- Exercise task:
Collect all lines containing the word "click" from the data.

- Dataset excerpts:

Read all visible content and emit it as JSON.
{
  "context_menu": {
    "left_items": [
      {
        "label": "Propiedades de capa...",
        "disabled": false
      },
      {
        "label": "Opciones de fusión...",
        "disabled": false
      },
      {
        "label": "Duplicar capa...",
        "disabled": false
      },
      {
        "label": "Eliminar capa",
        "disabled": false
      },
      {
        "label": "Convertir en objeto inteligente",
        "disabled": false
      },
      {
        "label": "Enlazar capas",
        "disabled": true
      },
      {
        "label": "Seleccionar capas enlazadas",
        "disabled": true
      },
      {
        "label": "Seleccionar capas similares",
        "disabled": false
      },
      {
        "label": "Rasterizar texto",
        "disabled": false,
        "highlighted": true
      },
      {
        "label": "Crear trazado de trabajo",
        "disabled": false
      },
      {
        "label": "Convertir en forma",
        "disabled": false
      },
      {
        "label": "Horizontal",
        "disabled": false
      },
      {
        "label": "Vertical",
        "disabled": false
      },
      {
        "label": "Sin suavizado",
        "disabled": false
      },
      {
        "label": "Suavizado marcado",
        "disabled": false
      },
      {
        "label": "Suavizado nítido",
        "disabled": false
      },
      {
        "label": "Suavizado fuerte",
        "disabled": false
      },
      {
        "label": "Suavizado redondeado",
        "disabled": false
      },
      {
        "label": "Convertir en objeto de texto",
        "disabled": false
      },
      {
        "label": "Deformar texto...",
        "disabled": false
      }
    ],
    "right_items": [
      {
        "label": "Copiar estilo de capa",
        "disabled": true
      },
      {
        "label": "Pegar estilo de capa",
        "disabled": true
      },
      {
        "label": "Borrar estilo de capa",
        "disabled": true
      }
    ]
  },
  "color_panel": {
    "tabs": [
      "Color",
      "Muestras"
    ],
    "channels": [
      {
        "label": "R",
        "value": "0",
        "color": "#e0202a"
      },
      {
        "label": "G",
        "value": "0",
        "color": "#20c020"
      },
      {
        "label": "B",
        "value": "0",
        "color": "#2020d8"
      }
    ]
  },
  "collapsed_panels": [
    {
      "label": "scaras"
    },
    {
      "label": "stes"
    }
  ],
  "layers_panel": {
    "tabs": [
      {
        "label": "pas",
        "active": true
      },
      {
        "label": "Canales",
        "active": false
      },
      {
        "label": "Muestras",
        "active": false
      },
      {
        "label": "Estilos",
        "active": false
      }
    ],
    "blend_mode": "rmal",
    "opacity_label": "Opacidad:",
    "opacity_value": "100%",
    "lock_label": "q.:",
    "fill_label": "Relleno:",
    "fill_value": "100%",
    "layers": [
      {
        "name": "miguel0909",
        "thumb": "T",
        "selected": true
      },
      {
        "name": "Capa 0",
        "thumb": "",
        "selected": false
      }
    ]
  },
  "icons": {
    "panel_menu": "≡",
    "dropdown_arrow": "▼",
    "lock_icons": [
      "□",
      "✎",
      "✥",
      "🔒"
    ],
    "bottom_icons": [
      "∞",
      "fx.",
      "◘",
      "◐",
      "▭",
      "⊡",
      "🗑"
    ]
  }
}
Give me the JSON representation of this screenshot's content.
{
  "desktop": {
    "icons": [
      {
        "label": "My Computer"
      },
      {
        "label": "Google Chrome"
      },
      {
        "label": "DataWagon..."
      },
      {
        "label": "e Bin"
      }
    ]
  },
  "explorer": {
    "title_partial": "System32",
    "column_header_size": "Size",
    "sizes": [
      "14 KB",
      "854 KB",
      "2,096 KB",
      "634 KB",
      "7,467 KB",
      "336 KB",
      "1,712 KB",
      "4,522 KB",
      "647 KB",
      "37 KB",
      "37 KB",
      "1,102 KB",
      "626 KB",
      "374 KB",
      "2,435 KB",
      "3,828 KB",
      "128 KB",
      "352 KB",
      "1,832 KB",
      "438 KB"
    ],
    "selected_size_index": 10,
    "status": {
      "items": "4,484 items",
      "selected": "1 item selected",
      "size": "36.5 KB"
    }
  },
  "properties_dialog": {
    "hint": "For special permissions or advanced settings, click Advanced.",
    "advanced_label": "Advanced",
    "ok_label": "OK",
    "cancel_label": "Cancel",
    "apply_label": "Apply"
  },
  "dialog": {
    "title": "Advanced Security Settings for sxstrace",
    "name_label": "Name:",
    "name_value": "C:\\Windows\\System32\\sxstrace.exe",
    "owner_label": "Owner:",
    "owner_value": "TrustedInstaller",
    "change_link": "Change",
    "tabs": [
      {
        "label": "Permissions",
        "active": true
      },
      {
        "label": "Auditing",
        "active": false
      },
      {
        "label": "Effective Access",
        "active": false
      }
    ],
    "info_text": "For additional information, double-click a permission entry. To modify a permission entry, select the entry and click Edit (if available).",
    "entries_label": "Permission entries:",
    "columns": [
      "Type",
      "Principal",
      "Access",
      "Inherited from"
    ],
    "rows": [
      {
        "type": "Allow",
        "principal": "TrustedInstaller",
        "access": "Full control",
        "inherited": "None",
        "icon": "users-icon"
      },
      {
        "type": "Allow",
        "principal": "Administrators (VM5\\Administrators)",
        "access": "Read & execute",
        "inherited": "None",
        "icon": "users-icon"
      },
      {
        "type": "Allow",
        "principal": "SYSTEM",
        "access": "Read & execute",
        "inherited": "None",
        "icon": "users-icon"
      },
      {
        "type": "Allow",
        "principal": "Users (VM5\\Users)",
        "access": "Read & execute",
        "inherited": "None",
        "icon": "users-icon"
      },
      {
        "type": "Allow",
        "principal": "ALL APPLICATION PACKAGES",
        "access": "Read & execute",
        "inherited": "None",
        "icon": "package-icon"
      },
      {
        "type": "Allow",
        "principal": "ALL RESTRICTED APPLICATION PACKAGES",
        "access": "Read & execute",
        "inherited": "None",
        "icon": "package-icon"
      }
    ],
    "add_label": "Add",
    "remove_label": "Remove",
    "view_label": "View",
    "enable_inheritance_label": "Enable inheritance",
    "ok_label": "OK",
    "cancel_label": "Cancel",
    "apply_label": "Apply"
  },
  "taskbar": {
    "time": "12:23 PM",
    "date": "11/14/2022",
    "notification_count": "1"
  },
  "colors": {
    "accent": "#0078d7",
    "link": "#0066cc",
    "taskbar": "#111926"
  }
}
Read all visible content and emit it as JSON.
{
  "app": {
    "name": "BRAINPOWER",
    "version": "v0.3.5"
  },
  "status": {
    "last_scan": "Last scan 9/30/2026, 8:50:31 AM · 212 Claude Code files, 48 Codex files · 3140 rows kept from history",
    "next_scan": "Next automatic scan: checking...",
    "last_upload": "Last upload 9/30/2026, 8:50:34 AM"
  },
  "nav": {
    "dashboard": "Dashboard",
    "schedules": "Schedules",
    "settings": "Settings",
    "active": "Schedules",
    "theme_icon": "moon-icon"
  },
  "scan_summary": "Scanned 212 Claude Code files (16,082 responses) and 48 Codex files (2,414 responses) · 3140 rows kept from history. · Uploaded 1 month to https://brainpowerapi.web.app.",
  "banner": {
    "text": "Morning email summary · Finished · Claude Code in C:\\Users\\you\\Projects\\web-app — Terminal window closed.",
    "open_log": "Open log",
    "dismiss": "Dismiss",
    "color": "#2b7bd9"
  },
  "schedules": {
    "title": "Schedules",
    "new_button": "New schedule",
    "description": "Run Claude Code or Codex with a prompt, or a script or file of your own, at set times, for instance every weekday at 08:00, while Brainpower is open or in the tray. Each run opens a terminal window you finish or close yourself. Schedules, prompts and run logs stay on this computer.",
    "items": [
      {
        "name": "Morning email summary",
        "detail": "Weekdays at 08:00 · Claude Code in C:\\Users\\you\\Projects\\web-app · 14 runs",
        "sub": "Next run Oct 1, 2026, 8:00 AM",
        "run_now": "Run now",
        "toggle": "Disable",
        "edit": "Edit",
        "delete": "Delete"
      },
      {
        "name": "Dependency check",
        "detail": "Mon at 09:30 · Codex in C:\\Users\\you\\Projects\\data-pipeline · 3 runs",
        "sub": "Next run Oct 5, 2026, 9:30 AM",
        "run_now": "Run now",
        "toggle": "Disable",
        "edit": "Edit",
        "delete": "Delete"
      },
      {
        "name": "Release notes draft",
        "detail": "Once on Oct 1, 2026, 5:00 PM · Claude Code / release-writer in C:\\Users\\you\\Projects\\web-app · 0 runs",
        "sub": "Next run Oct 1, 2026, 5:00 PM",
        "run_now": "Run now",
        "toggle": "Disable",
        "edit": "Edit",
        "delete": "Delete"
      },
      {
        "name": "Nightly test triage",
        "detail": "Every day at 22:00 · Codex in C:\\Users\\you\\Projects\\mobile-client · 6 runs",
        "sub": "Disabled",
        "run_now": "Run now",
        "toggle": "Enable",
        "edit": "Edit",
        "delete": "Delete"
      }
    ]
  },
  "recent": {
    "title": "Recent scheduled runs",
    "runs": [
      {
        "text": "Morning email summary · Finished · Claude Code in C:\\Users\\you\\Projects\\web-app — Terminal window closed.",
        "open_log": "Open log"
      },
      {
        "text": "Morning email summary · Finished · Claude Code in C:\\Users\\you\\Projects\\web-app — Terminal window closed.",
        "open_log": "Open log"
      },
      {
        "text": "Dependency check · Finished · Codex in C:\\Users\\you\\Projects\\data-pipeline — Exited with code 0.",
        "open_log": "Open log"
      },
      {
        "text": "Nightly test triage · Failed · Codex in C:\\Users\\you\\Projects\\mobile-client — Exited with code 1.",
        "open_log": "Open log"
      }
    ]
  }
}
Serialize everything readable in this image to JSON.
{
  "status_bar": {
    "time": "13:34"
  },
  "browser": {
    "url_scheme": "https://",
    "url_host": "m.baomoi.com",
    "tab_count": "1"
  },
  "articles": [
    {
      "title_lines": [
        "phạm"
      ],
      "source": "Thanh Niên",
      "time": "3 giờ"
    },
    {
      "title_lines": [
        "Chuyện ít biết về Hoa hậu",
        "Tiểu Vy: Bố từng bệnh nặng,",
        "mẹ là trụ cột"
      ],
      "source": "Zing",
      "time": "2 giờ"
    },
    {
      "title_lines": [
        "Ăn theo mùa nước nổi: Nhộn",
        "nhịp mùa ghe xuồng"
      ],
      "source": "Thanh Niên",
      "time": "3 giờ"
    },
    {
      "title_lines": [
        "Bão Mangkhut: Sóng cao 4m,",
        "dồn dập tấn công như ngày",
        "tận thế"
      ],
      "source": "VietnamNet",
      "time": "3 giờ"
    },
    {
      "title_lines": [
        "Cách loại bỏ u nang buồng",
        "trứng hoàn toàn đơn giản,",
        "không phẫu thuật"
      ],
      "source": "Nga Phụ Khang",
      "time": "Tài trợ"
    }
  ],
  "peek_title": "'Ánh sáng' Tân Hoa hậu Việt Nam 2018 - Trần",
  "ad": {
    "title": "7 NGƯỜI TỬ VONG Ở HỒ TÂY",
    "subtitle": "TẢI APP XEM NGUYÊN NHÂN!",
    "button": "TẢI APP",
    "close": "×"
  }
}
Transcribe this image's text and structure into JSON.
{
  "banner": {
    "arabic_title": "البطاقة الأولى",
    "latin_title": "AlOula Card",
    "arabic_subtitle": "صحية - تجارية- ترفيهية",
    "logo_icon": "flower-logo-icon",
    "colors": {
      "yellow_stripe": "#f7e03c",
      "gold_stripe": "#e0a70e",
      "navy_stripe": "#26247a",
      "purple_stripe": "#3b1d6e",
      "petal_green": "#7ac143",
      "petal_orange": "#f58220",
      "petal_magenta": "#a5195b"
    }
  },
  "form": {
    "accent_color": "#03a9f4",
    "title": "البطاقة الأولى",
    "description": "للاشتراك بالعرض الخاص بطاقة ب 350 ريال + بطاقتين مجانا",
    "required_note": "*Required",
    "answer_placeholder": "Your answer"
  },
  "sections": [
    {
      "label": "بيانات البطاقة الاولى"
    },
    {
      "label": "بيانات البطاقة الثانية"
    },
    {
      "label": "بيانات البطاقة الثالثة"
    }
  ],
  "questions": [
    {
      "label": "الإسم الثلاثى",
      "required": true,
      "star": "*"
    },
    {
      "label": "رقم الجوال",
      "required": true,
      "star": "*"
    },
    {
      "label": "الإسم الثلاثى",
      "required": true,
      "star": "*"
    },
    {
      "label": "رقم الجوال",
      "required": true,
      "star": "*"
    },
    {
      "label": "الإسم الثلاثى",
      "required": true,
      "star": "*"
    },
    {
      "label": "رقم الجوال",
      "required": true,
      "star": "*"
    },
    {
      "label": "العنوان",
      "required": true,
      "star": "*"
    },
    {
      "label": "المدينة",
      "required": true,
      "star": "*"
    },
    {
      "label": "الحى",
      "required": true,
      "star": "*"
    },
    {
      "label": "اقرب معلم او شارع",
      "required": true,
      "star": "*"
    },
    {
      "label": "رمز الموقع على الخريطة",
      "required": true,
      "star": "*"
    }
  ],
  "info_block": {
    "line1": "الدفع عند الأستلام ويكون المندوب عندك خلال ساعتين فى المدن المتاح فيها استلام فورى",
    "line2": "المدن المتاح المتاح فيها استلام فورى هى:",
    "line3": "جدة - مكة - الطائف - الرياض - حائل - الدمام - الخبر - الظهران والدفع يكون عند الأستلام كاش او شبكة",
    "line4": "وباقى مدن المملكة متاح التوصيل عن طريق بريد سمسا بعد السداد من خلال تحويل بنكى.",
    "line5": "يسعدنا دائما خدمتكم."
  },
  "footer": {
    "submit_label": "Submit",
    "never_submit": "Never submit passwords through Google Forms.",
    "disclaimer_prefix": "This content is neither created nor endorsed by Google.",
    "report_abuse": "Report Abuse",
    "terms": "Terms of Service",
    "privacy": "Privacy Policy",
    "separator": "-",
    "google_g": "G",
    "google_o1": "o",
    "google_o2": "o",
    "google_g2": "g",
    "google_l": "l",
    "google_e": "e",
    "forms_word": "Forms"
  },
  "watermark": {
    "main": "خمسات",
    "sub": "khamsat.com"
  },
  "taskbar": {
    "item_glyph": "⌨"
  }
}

- Written answer:
    "hint": "For special permissions or advanced settings, click Advanced.",
    "info_text": "For additional information, double-click a permission entry. To modify a permission entry, select the entry and click Edit (if available).",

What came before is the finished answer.